#### [Given task]
Pull out all lines from the listing below in which the word "date" appears.

(Dataset entries on figures)
--
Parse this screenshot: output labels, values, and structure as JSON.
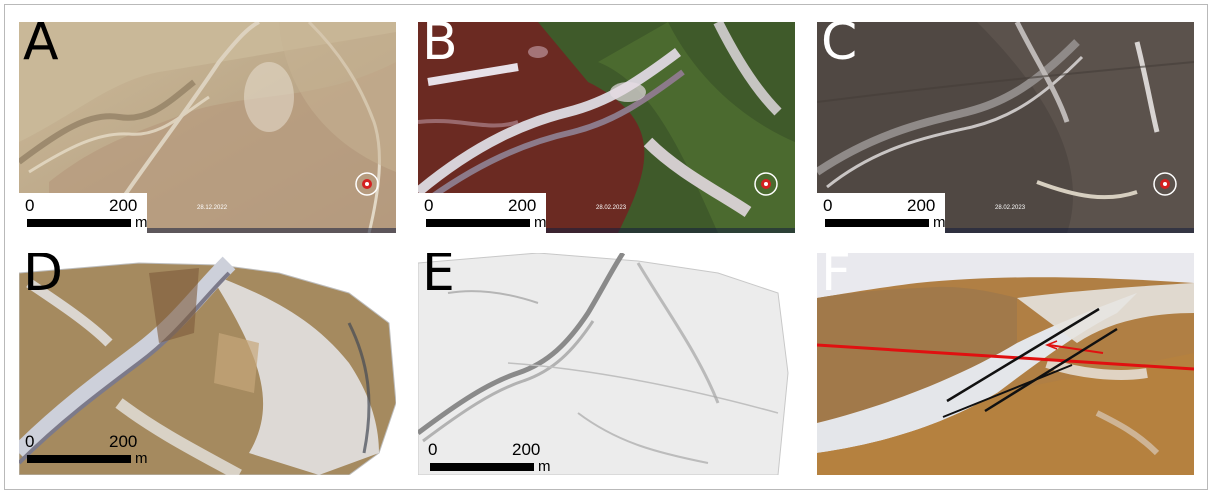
{
  "panels": [
    {
      "id": "A",
      "label": "A",
      "scale_start": "0",
      "scale_end": "200",
      "scale_unit": "m",
      "date": "28.12.2022"
    },
    {
      "id": "B",
      "label": "B",
      "scale_start": "0",
      "scale_end": "200",
      "scale_unit": "m",
      "date": "28.02.2023"
    },
    {
      "id": "C",
      "label": "C",
      "scale_start": "0",
      "scale_end": "200",
      "scale_unit": "m",
      "date": "28.02.2023"
    },
    {
      "id": "D",
      "label": "D",
      "scale_start": "0",
      "scale_end": "200",
      "scale_unit": "m"
    },
    {
      "id": "E",
      "label": "E",
      "scale_start": "0",
      "scale_end": "200",
      "scale_unit": "m"
    },
    {
      "id": "F",
      "label": "F"
    }
  ],
  "colors": {
    "letter_dark": "#000000",
    "letter_light": "#ffffff",
    "fault_line": "#e01010",
    "fault_markers": "#111111"
  },
  "icons": [
    "compass-icon"
  ]
}
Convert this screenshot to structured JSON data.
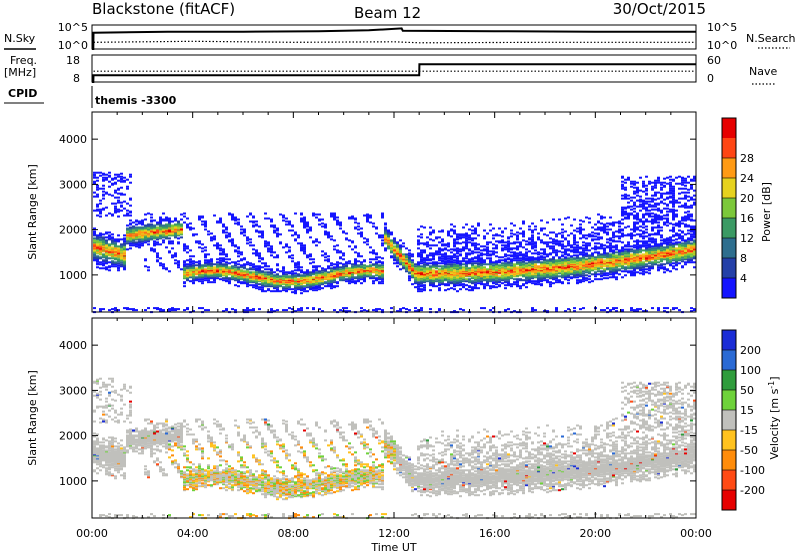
{
  "header": {
    "station": "Blackstone (fitACF)",
    "beam": "Beam 12",
    "date": "30/Oct/2015"
  },
  "summary_panels": {
    "nsky_label": "N.Sky",
    "nsearch_label": "N.Search",
    "noise_ticks": [
      "10^5",
      "10^0"
    ],
    "noise_ticks_right": [
      "10^5",
      "10^0"
    ],
    "freq_label": "Freq.",
    "freq_unit": "[MHz]",
    "freq_ticks": [
      "18",
      "8"
    ],
    "nave_label": "Nave",
    "nave_ticks": [
      "60",
      "0"
    ],
    "cpid_label": "CPID",
    "cpid_value": "themis -3300"
  },
  "chart_data": [
    {
      "type": "line",
      "panel": "noise",
      "ylim_log10": [
        0,
        5
      ],
      "x_unit": "hours UT",
      "series": [
        {
          "name": "N.Sky",
          "style": "solid",
          "x": [
            0,
            0.05,
            0.06,
            3,
            6,
            9,
            11,
            12.3,
            12.35,
            16,
            20,
            24
          ],
          "values_log10": [
            0,
            0,
            3.4,
            3.6,
            3.6,
            3.7,
            3.9,
            4.3,
            3.8,
            3.7,
            3.6,
            3.6
          ]
        },
        {
          "name": "N.Search",
          "style": "dotted",
          "x": [
            0.06,
            4,
            8,
            12,
            13,
            18,
            24
          ],
          "values_log10": [
            1.4,
            1.6,
            1.4,
            1.5,
            1.3,
            1.4,
            1.4
          ]
        }
      ]
    },
    {
      "type": "line",
      "panel": "frequency",
      "ylim": [
        8,
        18
      ],
      "x_unit": "hours UT",
      "series": [
        {
          "name": "Freq.",
          "style": "solid",
          "x": [
            0,
            0.05,
            0.06,
            13,
            13.01,
            24
          ],
          "values": [
            8,
            8,
            10.5,
            10.5,
            14.6,
            14.6
          ]
        },
        {
          "name": "Nave",
          "style": "dotted",
          "x": [
            0.06,
            24
          ],
          "values": [
            12,
            12
          ]
        }
      ]
    },
    {
      "type": "heatmap",
      "panel": "power",
      "ylabel": "Slant Range [km]",
      "xlim": [
        0,
        24
      ],
      "ylim": [
        180,
        4600
      ],
      "yticks": [
        1000,
        2000,
        3000,
        4000
      ],
      "colorbar": {
        "label": "Power [dB]",
        "ticks": [
          4,
          8,
          12,
          16,
          20,
          24,
          28
        ],
        "range": [
          0,
          30
        ],
        "colors": [
          "#1414ff",
          "#2440a8",
          "#2e6e8e",
          "#3b9a64",
          "#7cc83a",
          "#e6d21e",
          "#ff9a14",
          "#ff4614",
          "#e60000"
        ]
      }
    },
    {
      "type": "heatmap",
      "panel": "velocity",
      "ylabel": "Slant Range [km]",
      "xlabel": "Time UT",
      "xlim": [
        0,
        24
      ],
      "ylim": [
        180,
        4600
      ],
      "xticks": [
        "00:00",
        "04:00",
        "08:00",
        "12:00",
        "16:00",
        "20:00",
        "00:00"
      ],
      "yticks": [
        1000,
        2000,
        3000,
        4000
      ],
      "colorbar": {
        "label": "Velocity [m s-1]",
        "ticks": [
          "200",
          "100",
          "50",
          "15",
          "-15",
          "-50",
          "-100",
          "-200"
        ],
        "colors": [
          "#1a2cd6",
          "#2a6ad4",
          "#2f9c3c",
          "#6ed23a",
          "#c0c0bc",
          "#ffc21e",
          "#ff8c0a",
          "#ff4a14",
          "#e60000"
        ]
      }
    }
  ]
}
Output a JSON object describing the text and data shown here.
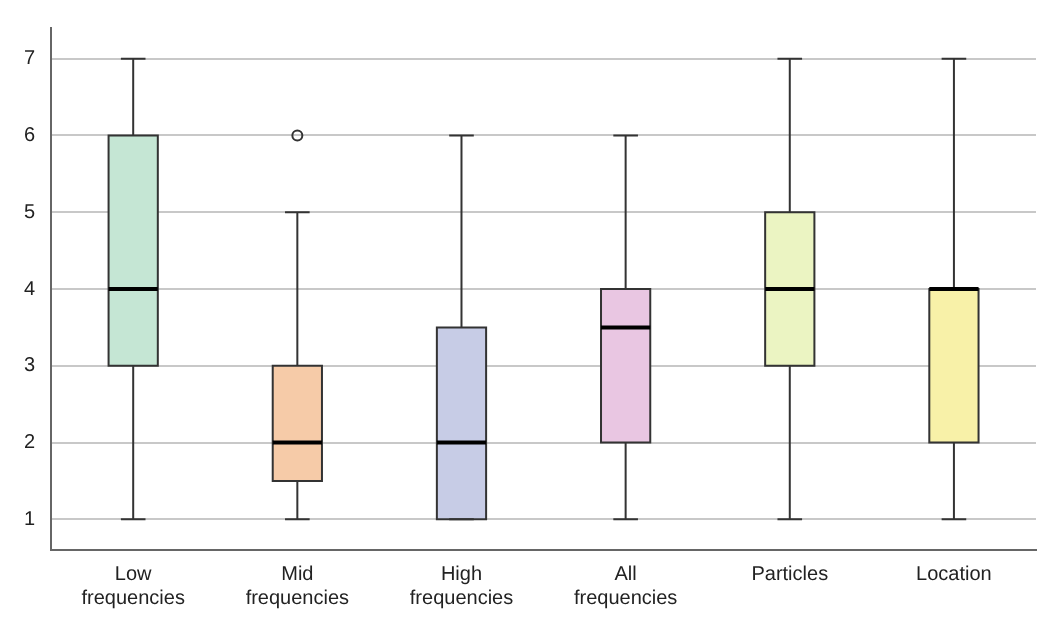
{
  "chart_data": {
    "type": "box",
    "categories": [
      "Low frequencies",
      "Mid frequencies",
      "High frequencies",
      "All frequencies",
      "Particles",
      "Location"
    ],
    "colors": [
      "#c5e6d4",
      "#f6cba8",
      "#c7cce6",
      "#e9c6e2",
      "#ebf4c2",
      "#f8f1a8"
    ],
    "boxes": [
      {
        "low": 1,
        "q1": 3,
        "median": 4,
        "q3": 6,
        "high": 7
      },
      {
        "low": 1,
        "q1": 1.5,
        "median": 2,
        "q3": 3,
        "high": 5,
        "outliers": [
          6
        ]
      },
      {
        "low": 1,
        "q1": 1,
        "median": 2,
        "q3": 3.5,
        "high": 6
      },
      {
        "low": 1,
        "q1": 2,
        "median": 3.5,
        "q3": 4,
        "high": 6
      },
      {
        "low": 1,
        "q1": 3,
        "median": 4,
        "q3": 5,
        "high": 7
      },
      {
        "low": 1,
        "q1": 2,
        "median": 4,
        "q3": 4,
        "high": 7
      }
    ],
    "ylim": [
      0.6,
      7.4
    ],
    "yticks": [
      1,
      2,
      3,
      4,
      5,
      6,
      7
    ],
    "grid": "y"
  }
}
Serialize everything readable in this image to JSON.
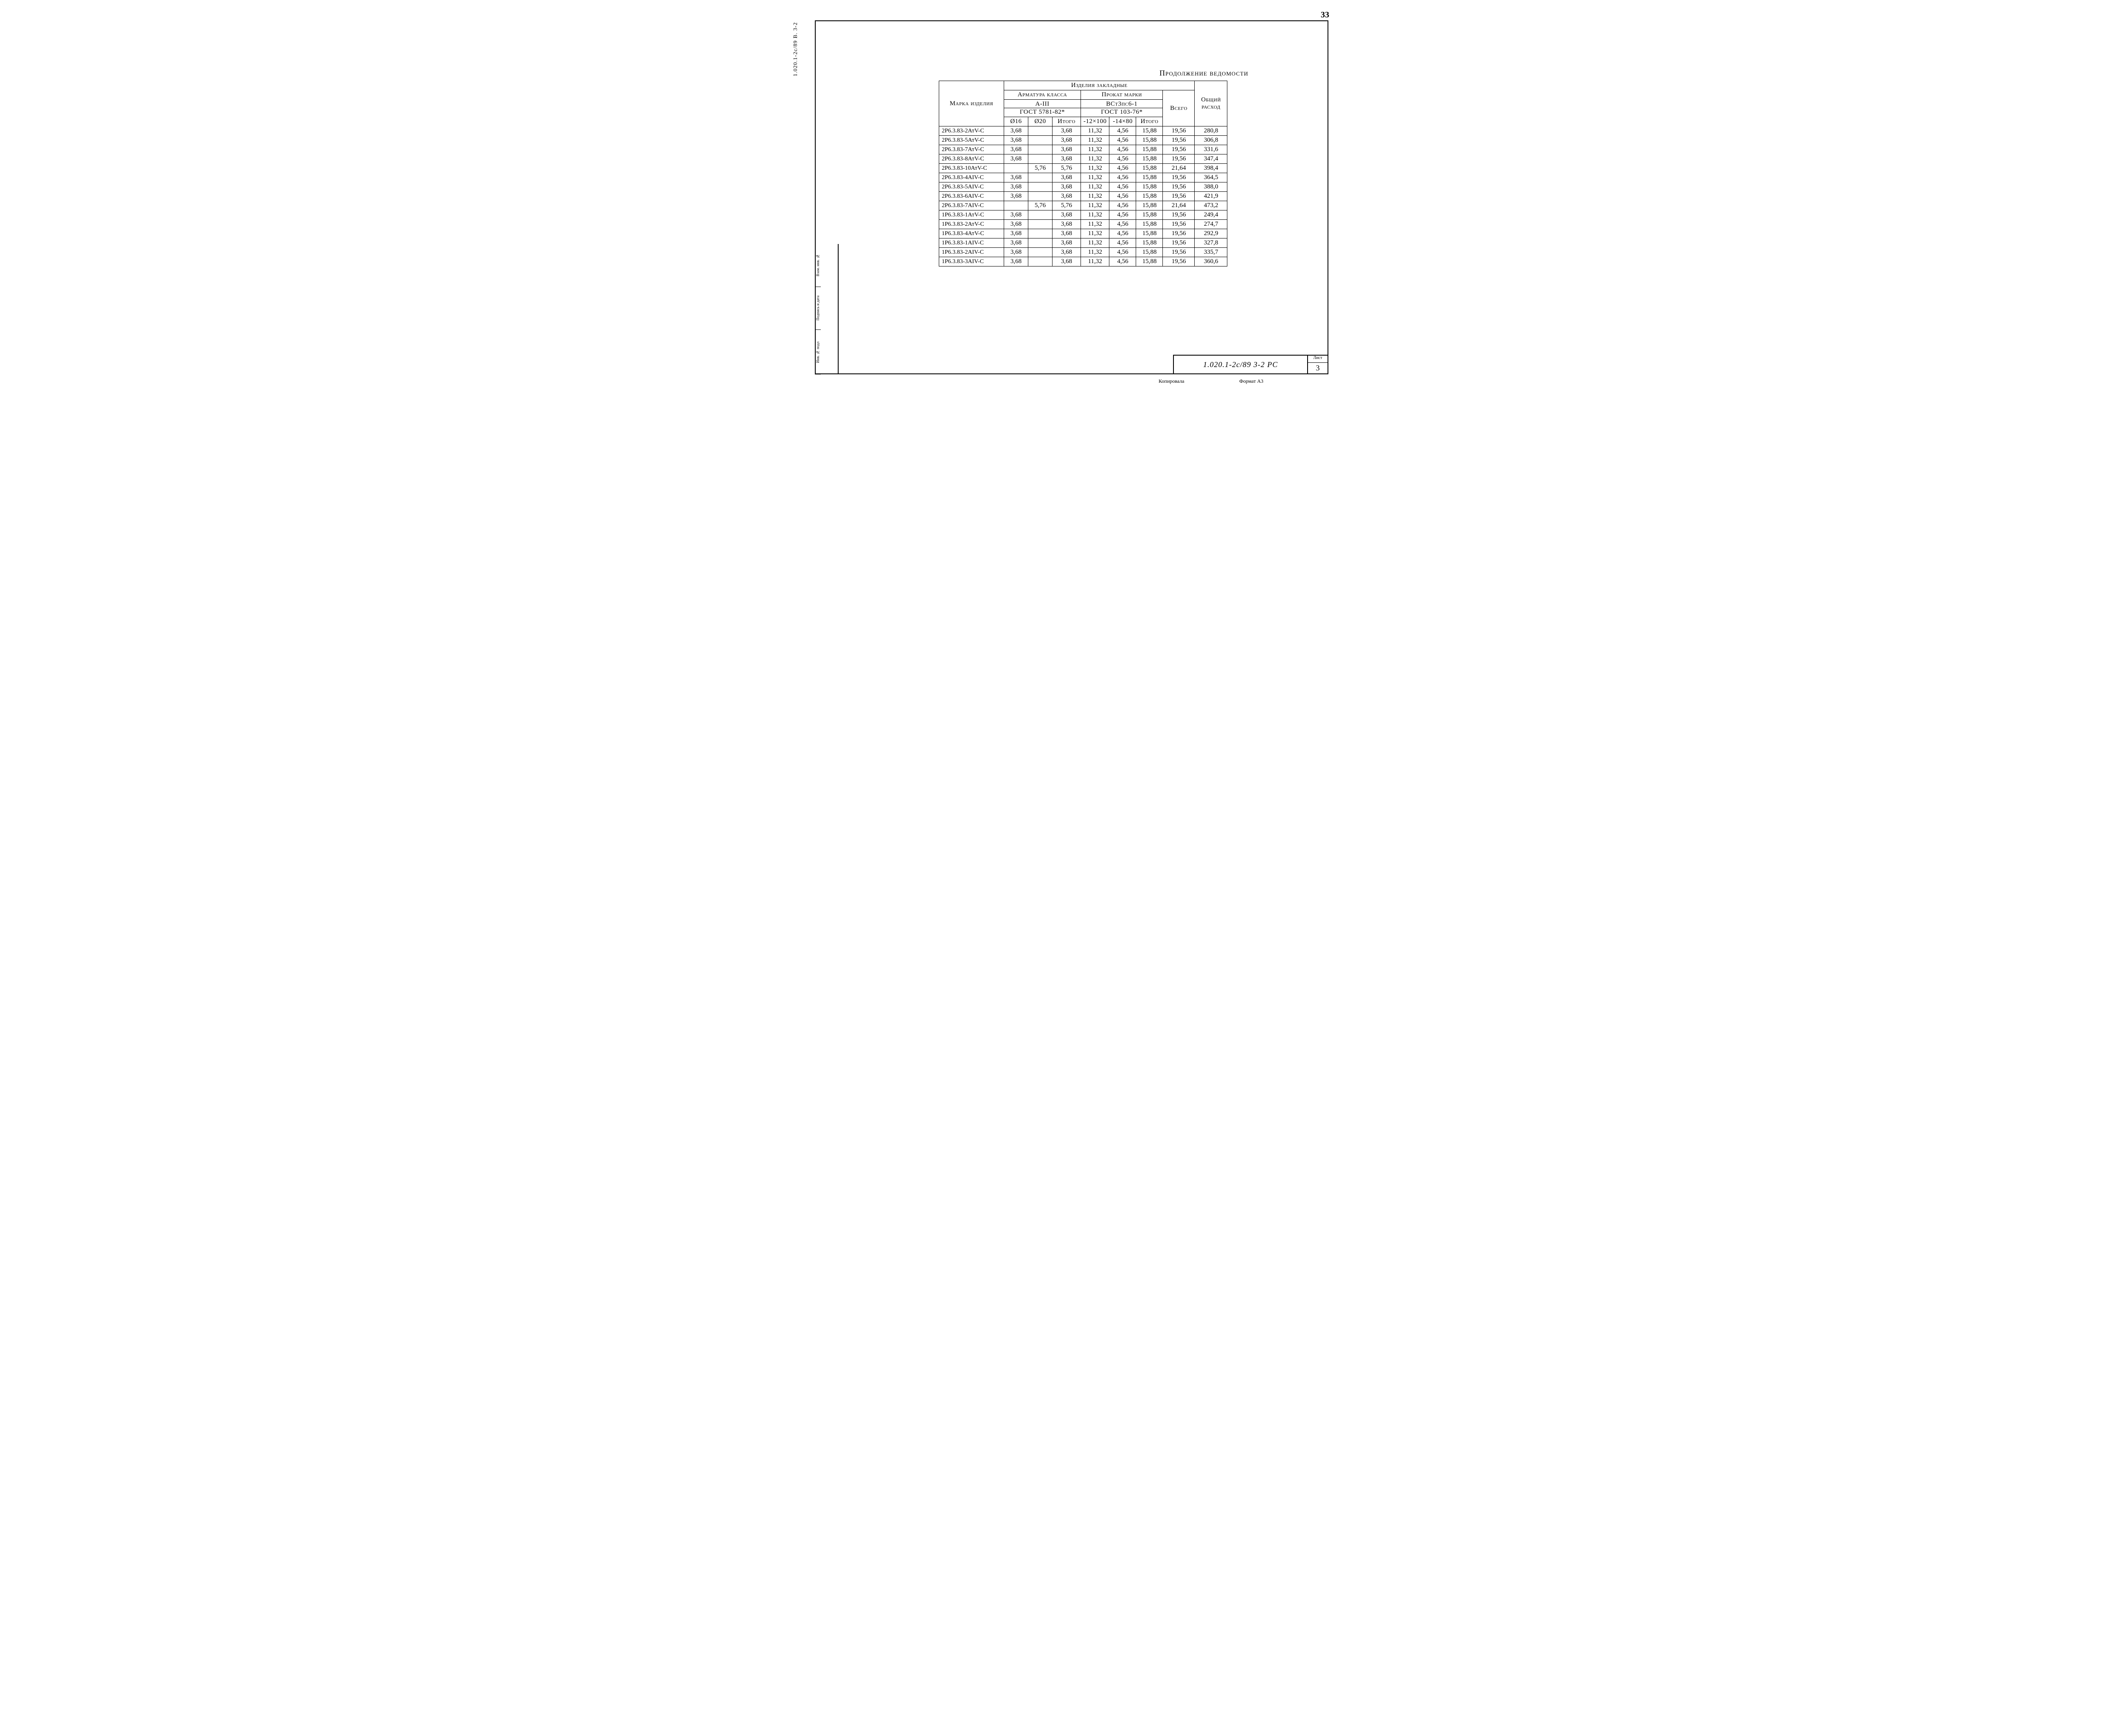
{
  "page_number_top": "33",
  "side_vertical_text": "1.020.1-2с/89   В. 3-2",
  "side_stamp_cells": [
    "Взам. инв. №",
    "Подпись и дата",
    "Инв. № подл"
  ],
  "caption": "Продолжение ведомости",
  "header": {
    "mark": "Марка изделия",
    "embedded": "Изделия закладные",
    "reinf_class": "Арматура класса",
    "reinf_sub": "А-III",
    "reinf_gost": "ГОСТ 5781-82*",
    "rolled_mark": "Прокат марки",
    "rolled_sub": "ВСт3пс6-1",
    "rolled_gost": "ГОСТ 103-76*",
    "d16": "Ø16",
    "d20": "Ø20",
    "itogo": "Итого",
    "p1": "-12×100",
    "p2": "-14×80",
    "vsego": "Всего",
    "grand": "Общий расход"
  },
  "rows": [
    {
      "mark": "2Р6.3.83-2АтV-С",
      "d16": "3,68",
      "d20": "",
      "it1": "3,68",
      "p1": "11,32",
      "p2": "4,56",
      "it2": "15,88",
      "tot": "19,56",
      "grand": "280,8"
    },
    {
      "mark": "2Р6.3.83-5АтV-С",
      "d16": "3,68",
      "d20": "",
      "it1": "3,68",
      "p1": "11,32",
      "p2": "4,56",
      "it2": "15,88",
      "tot": "19,56",
      "grand": "306,8"
    },
    {
      "mark": "2Р6.3.83-7АтV-С",
      "d16": "3,68",
      "d20": "",
      "it1": "3,68",
      "p1": "11,32",
      "p2": "4,56",
      "it2": "15,88",
      "tot": "19,56",
      "grand": "331,6"
    },
    {
      "mark": "2Р6.3.83-8АтV-С",
      "d16": "3,68",
      "d20": "",
      "it1": "3,68",
      "p1": "11,32",
      "p2": "4,56",
      "it2": "15,88",
      "tot": "19,56",
      "grand": "347,4"
    },
    {
      "mark": "2Р6.3.83-10АтV-С",
      "d16": "",
      "d20": "5,76",
      "it1": "5,76",
      "p1": "11,32",
      "p2": "4,56",
      "it2": "15,88",
      "tot": "21,64",
      "grand": "398,4"
    },
    {
      "mark": "2Р6.3.83-4АIV-С",
      "d16": "3,68",
      "d20": "",
      "it1": "3,68",
      "p1": "11,32",
      "p2": "4,56",
      "it2": "15,88",
      "tot": "19,56",
      "grand": "364,5"
    },
    {
      "mark": "2Р6.3.83-5АIV-С",
      "d16": "3,68",
      "d20": "",
      "it1": "3,68",
      "p1": "11,32",
      "p2": "4,56",
      "it2": "15,88",
      "tot": "19,56",
      "grand": "388,0"
    },
    {
      "mark": "2Р6.3.83-6АIV-С",
      "d16": "3,68",
      "d20": "",
      "it1": "3,68",
      "p1": "11,32",
      "p2": "4,56",
      "it2": "15,88",
      "tot": "19,56",
      "grand": "421,9"
    },
    {
      "mark": "2Р6.3.83-7АIV-С",
      "d16": "",
      "d20": "5,76",
      "it1": "5,76",
      "p1": "11,32",
      "p2": "4,56",
      "it2": "15,88",
      "tot": "21,64",
      "grand": "473,2"
    },
    {
      "mark": "1Р6.3.83-1АтV-С",
      "d16": "3,68",
      "d20": "",
      "it1": "3,68",
      "p1": "11,32",
      "p2": "4,56",
      "it2": "15,88",
      "tot": "19,56",
      "grand": "249,4"
    },
    {
      "mark": "1Р6.3.83-2АтV-С",
      "d16": "3,68",
      "d20": "",
      "it1": "3,68",
      "p1": "11,32",
      "p2": "4,56",
      "it2": "15,88",
      "tot": "19,56",
      "grand": "274,7"
    },
    {
      "mark": "1Р6.3.83-4АтV-С",
      "d16": "3,68",
      "d20": "",
      "it1": "3,68",
      "p1": "11,32",
      "p2": "4,56",
      "it2": "15,88",
      "tot": "19,56",
      "grand": "292,9"
    },
    {
      "mark": "1Р6.3.83-1АIV-С",
      "d16": "3,68",
      "d20": "",
      "it1": "3,68",
      "p1": "11,32",
      "p2": "4,56",
      "it2": "15,88",
      "tot": "19,56",
      "grand": "327,8"
    },
    {
      "mark": "1Р6.3.83-2АIV-С",
      "d16": "3,68",
      "d20": "",
      "it1": "3,68",
      "p1": "11,32",
      "p2": "4,56",
      "it2": "15,88",
      "tot": "19,56",
      "grand": "335,7"
    },
    {
      "mark": "1Р6.3.83-3АIV-С",
      "d16": "3,68",
      "d20": "",
      "it1": "3,68",
      "p1": "11,32",
      "p2": "4,56",
      "it2": "15,88",
      "tot": "19,56",
      "grand": "360,6"
    }
  ],
  "title_block": {
    "doc": "1.020.1-2с/89 3-2 РС",
    "sheet_label": "Лист",
    "sheet_num": "3"
  },
  "bottom": {
    "kopirovala": "Копировала",
    "format": "Формат А3"
  },
  "style": {
    "border_color": "#000000",
    "background_color": "#ffffff",
    "text_color": "#000000",
    "header_fontsize": 15,
    "body_fontsize": 15,
    "caption_fontsize": 18,
    "page_num_fontsize": 20,
    "font_family": "Times New Roman, serif"
  }
}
--
#### [Final answer]
      "date": "28.12.2022"
      "date": "28.02.2023"
      "date": "28.02.2023"
    "date": "30/Oct/2015"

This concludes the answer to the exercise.